OBJECTIVE: Identify each line in the records below that contains the word "many", and copy it.
▬▬▬▬▬▬
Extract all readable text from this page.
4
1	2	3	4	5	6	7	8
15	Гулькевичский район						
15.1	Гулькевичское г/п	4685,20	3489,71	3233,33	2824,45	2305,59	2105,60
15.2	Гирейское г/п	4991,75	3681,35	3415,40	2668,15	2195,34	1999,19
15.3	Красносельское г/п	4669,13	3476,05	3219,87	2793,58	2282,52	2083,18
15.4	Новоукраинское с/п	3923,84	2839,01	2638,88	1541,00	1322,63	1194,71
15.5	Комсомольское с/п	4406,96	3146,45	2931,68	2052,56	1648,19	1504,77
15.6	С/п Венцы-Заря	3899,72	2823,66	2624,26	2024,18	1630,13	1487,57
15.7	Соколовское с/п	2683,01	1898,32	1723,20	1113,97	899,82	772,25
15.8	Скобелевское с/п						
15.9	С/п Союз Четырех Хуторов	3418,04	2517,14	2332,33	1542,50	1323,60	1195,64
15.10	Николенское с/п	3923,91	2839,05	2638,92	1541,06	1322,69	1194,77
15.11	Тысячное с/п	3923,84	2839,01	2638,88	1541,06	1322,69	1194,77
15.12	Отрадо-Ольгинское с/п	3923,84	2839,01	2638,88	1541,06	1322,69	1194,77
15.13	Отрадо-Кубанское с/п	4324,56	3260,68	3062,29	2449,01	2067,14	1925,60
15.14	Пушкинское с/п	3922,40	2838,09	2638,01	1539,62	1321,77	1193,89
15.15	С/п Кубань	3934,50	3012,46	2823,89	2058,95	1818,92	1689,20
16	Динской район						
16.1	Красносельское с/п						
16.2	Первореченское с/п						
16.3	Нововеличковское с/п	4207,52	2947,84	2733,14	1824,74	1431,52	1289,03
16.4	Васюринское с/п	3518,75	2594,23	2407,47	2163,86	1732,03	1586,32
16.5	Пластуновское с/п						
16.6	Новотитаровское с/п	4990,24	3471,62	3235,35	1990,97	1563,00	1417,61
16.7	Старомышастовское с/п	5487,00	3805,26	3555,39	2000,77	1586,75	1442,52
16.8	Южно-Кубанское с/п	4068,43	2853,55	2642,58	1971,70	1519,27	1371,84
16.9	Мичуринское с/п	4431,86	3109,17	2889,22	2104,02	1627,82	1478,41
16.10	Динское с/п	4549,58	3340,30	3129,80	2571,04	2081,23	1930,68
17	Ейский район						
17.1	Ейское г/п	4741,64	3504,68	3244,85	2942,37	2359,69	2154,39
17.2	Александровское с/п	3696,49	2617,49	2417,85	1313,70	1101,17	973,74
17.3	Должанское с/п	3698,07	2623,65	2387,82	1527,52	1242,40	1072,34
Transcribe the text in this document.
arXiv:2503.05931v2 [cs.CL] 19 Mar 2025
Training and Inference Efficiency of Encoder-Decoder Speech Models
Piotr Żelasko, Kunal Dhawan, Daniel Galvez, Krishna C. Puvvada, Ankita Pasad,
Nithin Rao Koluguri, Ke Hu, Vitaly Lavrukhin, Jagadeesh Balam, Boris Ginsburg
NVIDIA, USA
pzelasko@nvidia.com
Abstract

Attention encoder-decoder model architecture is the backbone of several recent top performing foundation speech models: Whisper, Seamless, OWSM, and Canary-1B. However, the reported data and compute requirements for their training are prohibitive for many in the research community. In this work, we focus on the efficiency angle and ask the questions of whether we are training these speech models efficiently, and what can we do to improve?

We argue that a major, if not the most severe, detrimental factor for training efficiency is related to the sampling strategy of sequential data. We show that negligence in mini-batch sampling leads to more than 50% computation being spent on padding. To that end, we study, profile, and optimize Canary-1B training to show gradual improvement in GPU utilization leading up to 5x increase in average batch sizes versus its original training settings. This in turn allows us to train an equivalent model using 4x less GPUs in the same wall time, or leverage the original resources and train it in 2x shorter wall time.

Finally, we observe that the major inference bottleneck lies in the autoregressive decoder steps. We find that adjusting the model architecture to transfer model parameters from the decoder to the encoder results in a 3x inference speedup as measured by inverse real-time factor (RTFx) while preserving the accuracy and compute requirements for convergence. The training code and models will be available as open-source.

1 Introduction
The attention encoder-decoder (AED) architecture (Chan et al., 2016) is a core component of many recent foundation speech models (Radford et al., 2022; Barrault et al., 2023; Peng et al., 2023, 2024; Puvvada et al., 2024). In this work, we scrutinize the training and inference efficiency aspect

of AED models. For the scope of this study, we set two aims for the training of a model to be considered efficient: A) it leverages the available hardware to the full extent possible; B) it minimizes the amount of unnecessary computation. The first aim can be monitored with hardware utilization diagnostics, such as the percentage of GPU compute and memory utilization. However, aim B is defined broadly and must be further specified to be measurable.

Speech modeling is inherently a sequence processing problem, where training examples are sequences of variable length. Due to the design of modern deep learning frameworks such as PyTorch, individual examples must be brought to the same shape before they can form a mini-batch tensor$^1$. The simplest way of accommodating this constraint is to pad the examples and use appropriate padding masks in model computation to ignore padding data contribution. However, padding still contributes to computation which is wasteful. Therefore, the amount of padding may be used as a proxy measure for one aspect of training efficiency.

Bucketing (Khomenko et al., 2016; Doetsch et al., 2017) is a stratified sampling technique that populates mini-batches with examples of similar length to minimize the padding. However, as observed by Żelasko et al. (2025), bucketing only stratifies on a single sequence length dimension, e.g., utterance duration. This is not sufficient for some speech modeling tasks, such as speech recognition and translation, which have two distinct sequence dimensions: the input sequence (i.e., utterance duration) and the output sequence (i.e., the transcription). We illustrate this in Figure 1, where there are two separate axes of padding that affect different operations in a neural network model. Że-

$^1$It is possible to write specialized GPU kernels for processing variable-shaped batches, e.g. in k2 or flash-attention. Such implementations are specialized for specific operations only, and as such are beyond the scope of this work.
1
▬▬▬▬▬▬
PROBLEM SOLUTION:
Attention encoder-decoder model architecture is the backbone of several recent top performing foundation speech models: Whisper, Seamless, OWSM, and Canary-1B. However, the reported data and compute requirements for their training are prohibitive for many in the research community. In this work, we focus on the efficiency angle and ask the questions of whether we are training these speech models efficiently, and what can we do to improve?
The attention encoder-decoder (AED) architecture (Chan et al., 2016) is a core component of many recent foundation speech models (Radford et al., 2022; Barrault et al., 2023; Peng et al., 2023, 2024; Puvvada et al., 2024). In this work, we scrutinize the training and inference efficiency aspect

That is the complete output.